▶ **Exercise material**:
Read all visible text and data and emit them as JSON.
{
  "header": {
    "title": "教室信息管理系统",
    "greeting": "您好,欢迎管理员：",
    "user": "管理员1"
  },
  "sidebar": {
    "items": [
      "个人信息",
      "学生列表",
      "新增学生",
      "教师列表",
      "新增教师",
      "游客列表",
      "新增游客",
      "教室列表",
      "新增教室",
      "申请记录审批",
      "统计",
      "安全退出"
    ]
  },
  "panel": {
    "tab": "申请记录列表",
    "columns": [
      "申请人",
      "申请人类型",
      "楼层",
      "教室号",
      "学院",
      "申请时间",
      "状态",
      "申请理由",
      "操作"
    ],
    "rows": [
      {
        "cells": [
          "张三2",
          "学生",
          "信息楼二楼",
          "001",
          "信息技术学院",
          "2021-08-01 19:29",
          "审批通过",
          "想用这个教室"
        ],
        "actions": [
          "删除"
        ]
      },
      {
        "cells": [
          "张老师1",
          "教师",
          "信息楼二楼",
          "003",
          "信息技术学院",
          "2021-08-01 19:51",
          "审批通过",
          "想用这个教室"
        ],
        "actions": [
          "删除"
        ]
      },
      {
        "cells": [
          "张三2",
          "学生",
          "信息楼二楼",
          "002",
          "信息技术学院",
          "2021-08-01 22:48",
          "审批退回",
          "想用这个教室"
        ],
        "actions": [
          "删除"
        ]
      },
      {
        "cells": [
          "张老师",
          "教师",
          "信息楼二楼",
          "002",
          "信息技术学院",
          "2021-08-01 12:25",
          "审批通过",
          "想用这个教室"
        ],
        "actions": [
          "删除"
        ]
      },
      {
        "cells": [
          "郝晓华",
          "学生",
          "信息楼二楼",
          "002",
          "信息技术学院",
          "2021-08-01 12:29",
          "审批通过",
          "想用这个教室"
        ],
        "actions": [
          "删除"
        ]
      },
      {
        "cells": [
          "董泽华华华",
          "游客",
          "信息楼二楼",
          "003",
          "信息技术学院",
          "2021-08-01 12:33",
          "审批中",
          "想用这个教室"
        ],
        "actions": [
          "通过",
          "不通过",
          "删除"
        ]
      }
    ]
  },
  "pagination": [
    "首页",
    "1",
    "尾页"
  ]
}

▶ **Your task**: Repeat every record, keeping each word and mark exactly as it is.

▶ **Expected output**:
Read all visible text and data and emit them as JSON.
{
  "header": {
    "title": "教室信息管理系统",
    "greeting": "您好,欢迎管理员：",
    "user": "管理员1"
  },
  "sidebar": {
    "items": [
      "个人信息",
      "学生列表",
      "新增学生",
      "教师列表",
      "新增教师",
      "游客列表",
      "新增游客",
      "教室列表",
      "新增教室",
      "申请记录审批",
      "统计",
      "安全退出"
    ]
  },
  "panel": {
    "tab": "申请记录列表",
    "columns": [
      "申请人",
      "申请人类型",
      "楼层",
      "教室号",
      "学院",
      "申请时间",
      "状态",
      "申请理由",
      "操作"
    ],
    "rows": [
      {
        "cells": [
          "张三2",
          "学生",
          "信息楼二楼",
          "001",
          "信息技术学院",
          "2021-08-01 19:29",
          "审批通过",
          "想用这个教室"
        ],
        "actions": [
          "删除"
        ]
      },
      {
        "cells": [
          "张老师1",
          "教师",
          "信息楼二楼",
          "003",
          "信息技术学院",
          "2021-08-01 19:51",
          "审批通过",
          "想用这个教室"
        ],
        "actions": [
          "删除"
        ]
      },
      {
        "cells": [
          "张三2",
          "学生",
          "信息楼二楼",
          "002",
          "信息技术学院",
          "2021-08-01 22:48",
          "审批退回",
          "想用这个教室"
        ],
        "actions": [
          "删除"
        ]
      },
      {
        "cells": [
          "张老师",
          "教师",
          "信息楼二楼",
          "002",
          "信息技术学院",
          "2021-08-01 12:25",
          "审批通过",
          "想用这个教室"
        ],
        "actions": [
          "删除"
        ]
      },
      {
        "cells": [
          "郝晓华",
          "学生",
          "信息楼二楼",
          "002",
          "信息技术学院",
          "2021-08-01 12:29",
          "审批通过",
          "想用这个教室"
        ],
        "actions": [
          "删除"
        ]
      },
      {
        "cells": [
          "董泽华华华",
          "游客",
          "信息楼二楼",
          "003",
          "信息技术学院",
          "2021-08-01 12:33",
          "审批中",
          "想用这个教室"
        ],
        "actions": [
          "通过",
          "不通过",
          "删除"
        ]
      }
    ]
  },
  "pagination": [
    "首页",
    "1",
    "尾页"
  ]
}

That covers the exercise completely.